━━━ SUPPLIED INFORMATION ━━━
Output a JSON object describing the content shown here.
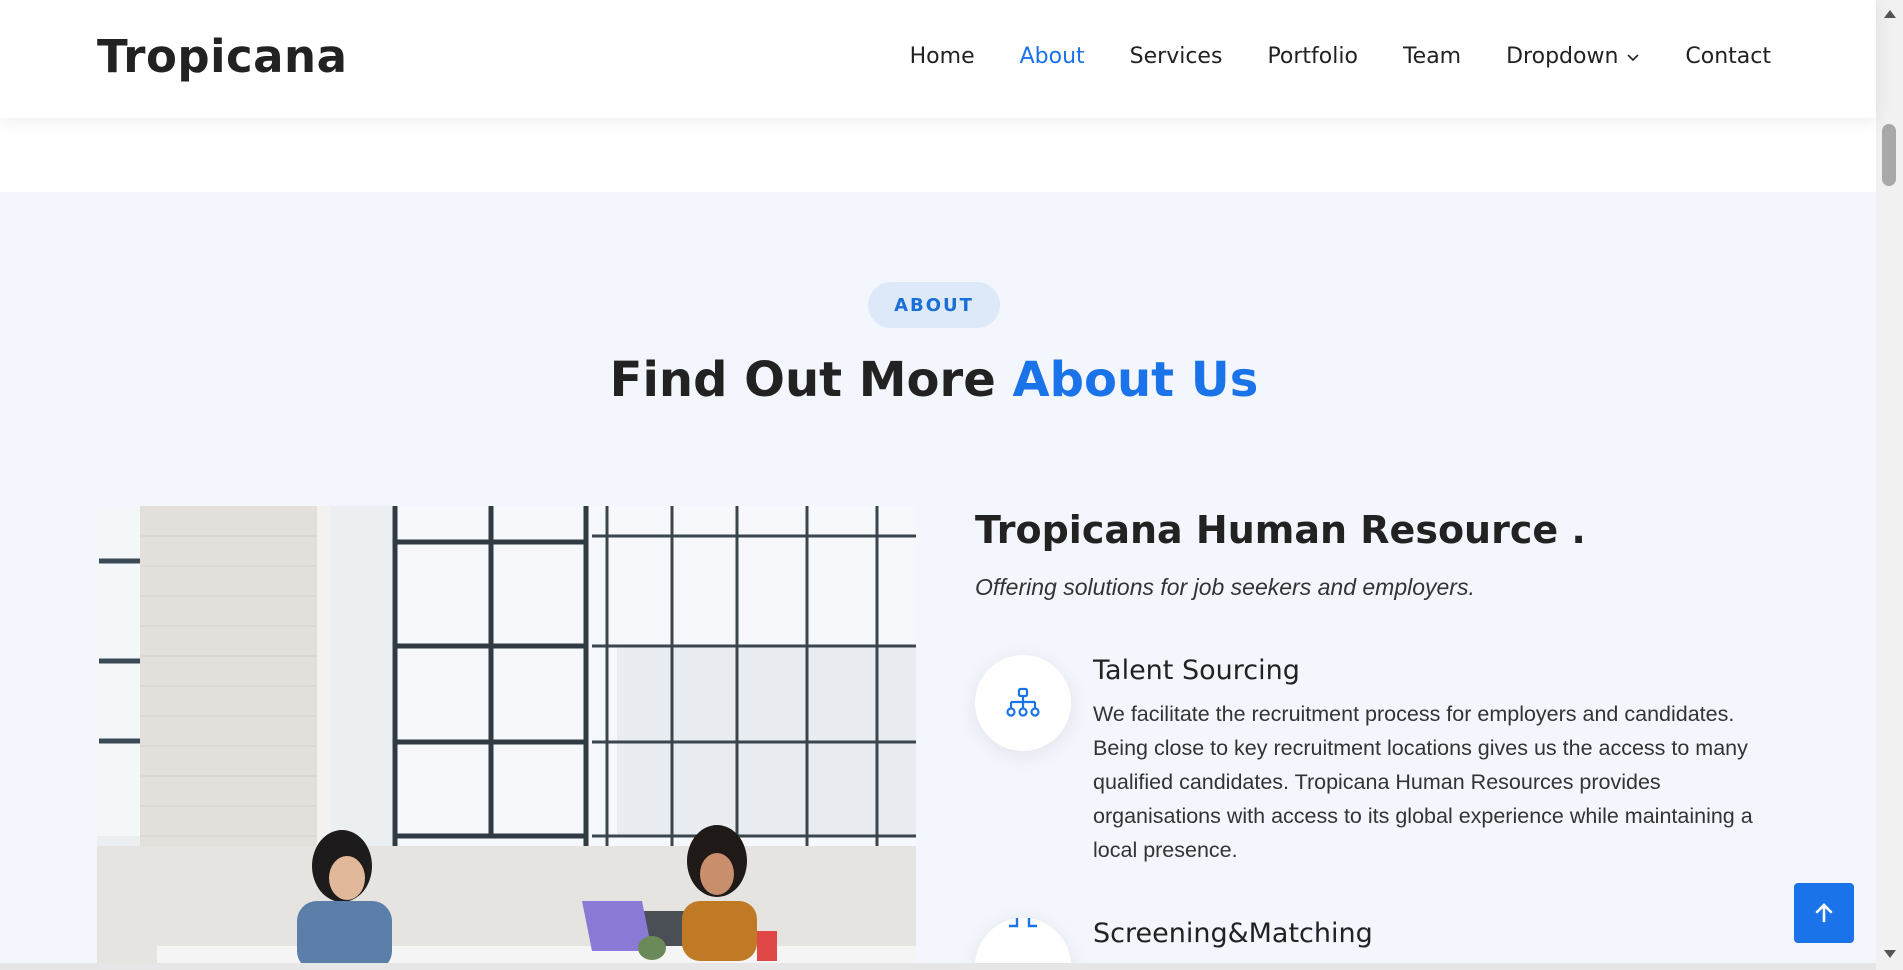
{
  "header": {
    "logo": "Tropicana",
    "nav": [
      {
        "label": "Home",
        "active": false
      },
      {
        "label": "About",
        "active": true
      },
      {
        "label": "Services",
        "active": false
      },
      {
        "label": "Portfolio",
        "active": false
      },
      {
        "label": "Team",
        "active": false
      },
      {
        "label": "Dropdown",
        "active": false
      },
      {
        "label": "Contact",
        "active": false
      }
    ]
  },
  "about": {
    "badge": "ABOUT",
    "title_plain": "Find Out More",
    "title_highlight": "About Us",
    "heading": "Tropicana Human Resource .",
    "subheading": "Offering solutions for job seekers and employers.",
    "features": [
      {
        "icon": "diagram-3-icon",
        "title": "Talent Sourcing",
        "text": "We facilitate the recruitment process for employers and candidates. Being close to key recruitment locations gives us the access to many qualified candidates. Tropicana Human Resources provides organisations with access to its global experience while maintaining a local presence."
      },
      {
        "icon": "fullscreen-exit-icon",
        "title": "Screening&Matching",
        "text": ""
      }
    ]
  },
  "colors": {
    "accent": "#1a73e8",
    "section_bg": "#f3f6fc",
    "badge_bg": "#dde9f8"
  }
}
━━━
## YOUR TASK
Without including the pictures, reproduce all entries exactly.

## REPLY
Output a JSON object describing the content shown here.
{
  "header": {
    "logo": "Tropicana",
    "nav": [
      {
        "label": "Home",
        "active": false
      },
      {
        "label": "About",
        "active": true
      },
      {
        "label": "Services",
        "active": false
      },
      {
        "label": "Portfolio",
        "active": false
      },
      {
        "label": "Team",
        "active": false
      },
      {
        "label": "Dropdown",
        "active": false
      },
      {
        "label": "Contact",
        "active": false
      }
    ]
  },
  "about": {
    "badge": "ABOUT",
    "title_plain": "Find Out More",
    "title_highlight": "About Us",
    "heading": "Tropicana Human Resource .",
    "subheading": "Offering solutions for job seekers and employers.",
    "features": [
      {
        "icon": "diagram-3-icon",
        "title": "Talent Sourcing",
        "text": "We facilitate the recruitment process for employers and candidates. Being close to key recruitment locations gives us the access to many qualified candidates. Tropicana Human Resources provides organisations with access to its global experience while maintaining a local presence."
      },
      {
        "icon": "fullscreen-exit-icon",
        "title": "Screening&Matching",
        "text": ""
      }
    ]
  },
  "colors": {
    "accent": "#1a73e8",
    "section_bg": "#f3f6fc",
    "badge_bg": "#dde9f8"
  }
}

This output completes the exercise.